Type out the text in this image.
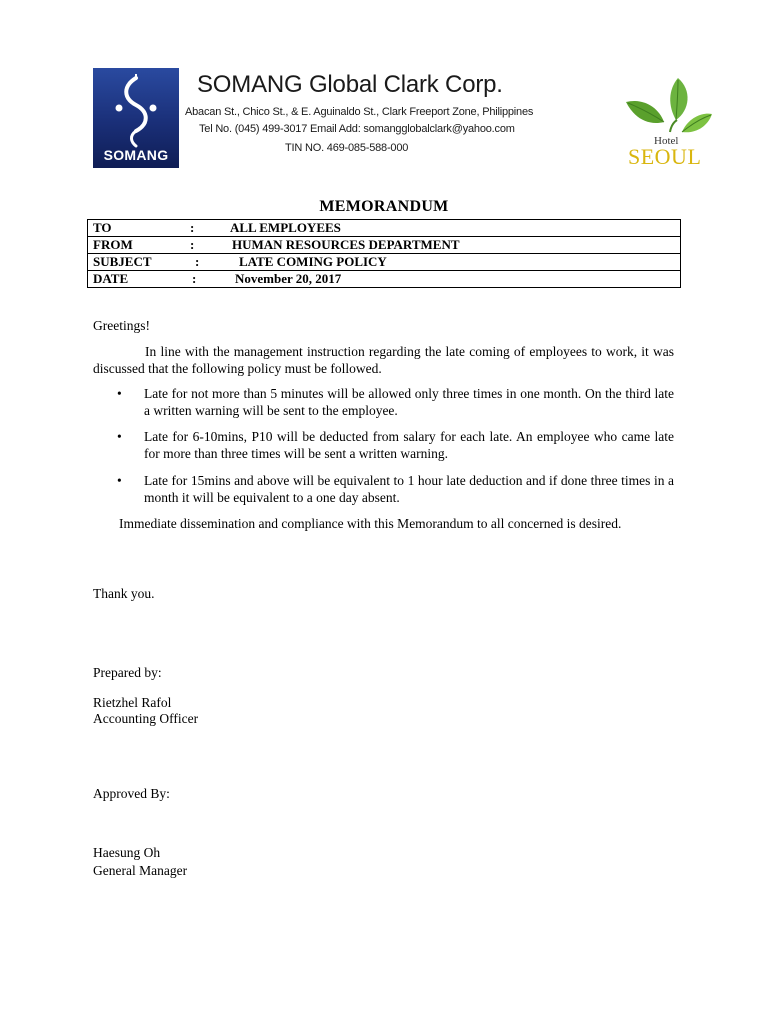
SOMANG
SOMANG Global Clark Corp.
Abacan St., Chico St., & E. Aguinaldo St., Clark Freeport Zone, Philippines
Tel No. (045) 499-3017 Email Add: somangglobalclark@yahoo.com
TIN NO. 469-085-588-000
Hotel
SEOUL
MEMORANDUM
TO	:	ALL EMPLOYEES

FROM	:	HUMAN RESOURCES DEPARTMENT

SUBJECT	:	LATE COMING POLICY

DATE	:	November 20, 2017
Greetings!
In line with the management instruction regarding the late coming of employees to work, it was discussed that the following policy must be followed.
• Late for not more than 5 minutes will be allowed only three times in one month. On the third late a written warning will be sent to the employee.
• Late for 6-10mins, P10 will be deducted from salary for each late. An employee who came late for more than three times will be sent a written warning.
• Late for 15mins and above will be equivalent to 1 hour late deduction and if done three times in a month it will be equivalent to a one day absent.
Immediate dissemination and compliance with this Memorandum to all concerned is desired.
Thank you.
Prepared by:
Rietzhel Rafol
Accounting Officer
Approved By:
Haesung Oh
General Manager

⁂

▶ **Given task**
Return all the lines that contain the string "written".

▶ **Exercise solution**
• Late for not more than 5 minutes will be allowed only three times in one month. On the third late a written warning will be sent to the employee.
• Late for 6-10mins, P10 will be deducted from salary for each late. An employee who came late for more than three times will be sent a written warning.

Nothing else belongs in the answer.